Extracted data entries
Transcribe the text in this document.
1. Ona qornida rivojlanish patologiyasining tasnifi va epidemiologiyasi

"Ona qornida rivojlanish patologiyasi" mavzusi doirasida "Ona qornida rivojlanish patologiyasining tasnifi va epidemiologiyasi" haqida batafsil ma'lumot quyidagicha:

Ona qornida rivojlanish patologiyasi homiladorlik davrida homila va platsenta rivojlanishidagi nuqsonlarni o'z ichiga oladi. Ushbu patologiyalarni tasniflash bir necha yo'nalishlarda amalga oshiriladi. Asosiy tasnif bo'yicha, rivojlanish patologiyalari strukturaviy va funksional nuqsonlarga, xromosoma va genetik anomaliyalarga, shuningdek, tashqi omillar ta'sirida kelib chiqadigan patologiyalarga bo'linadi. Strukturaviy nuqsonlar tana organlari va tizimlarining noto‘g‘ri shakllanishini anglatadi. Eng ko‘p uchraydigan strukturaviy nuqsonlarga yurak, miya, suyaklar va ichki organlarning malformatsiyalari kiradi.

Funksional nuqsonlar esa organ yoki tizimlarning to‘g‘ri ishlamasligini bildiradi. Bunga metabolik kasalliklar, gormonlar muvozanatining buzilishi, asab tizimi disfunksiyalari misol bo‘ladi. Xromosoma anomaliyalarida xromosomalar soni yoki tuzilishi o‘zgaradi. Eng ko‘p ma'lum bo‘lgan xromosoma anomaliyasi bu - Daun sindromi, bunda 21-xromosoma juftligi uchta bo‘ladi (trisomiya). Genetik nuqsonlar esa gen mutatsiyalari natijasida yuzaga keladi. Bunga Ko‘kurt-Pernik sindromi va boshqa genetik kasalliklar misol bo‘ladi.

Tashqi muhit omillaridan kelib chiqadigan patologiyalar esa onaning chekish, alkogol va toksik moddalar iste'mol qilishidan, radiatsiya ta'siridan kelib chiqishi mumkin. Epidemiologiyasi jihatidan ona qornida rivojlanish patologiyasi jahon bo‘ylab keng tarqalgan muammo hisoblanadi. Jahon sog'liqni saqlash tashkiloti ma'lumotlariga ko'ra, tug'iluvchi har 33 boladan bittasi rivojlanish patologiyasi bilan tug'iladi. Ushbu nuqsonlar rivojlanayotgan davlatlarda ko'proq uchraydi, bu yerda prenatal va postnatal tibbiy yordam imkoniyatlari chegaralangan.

→ **Your task**: Using the records given above, list every line that includes the word "tasnifi".

→ **Exercise response**:
1. Ona qornida rivojlanish patologiyasining tasnifi va epidemiologiyasi
"Ona qornida rivojlanish patologiyasi" mavzusi doirasida "Ona qornida rivojlanish patologiyasining tasnifi va epidemiologiyasi" haqida batafsil ma'lumot quyidagicha:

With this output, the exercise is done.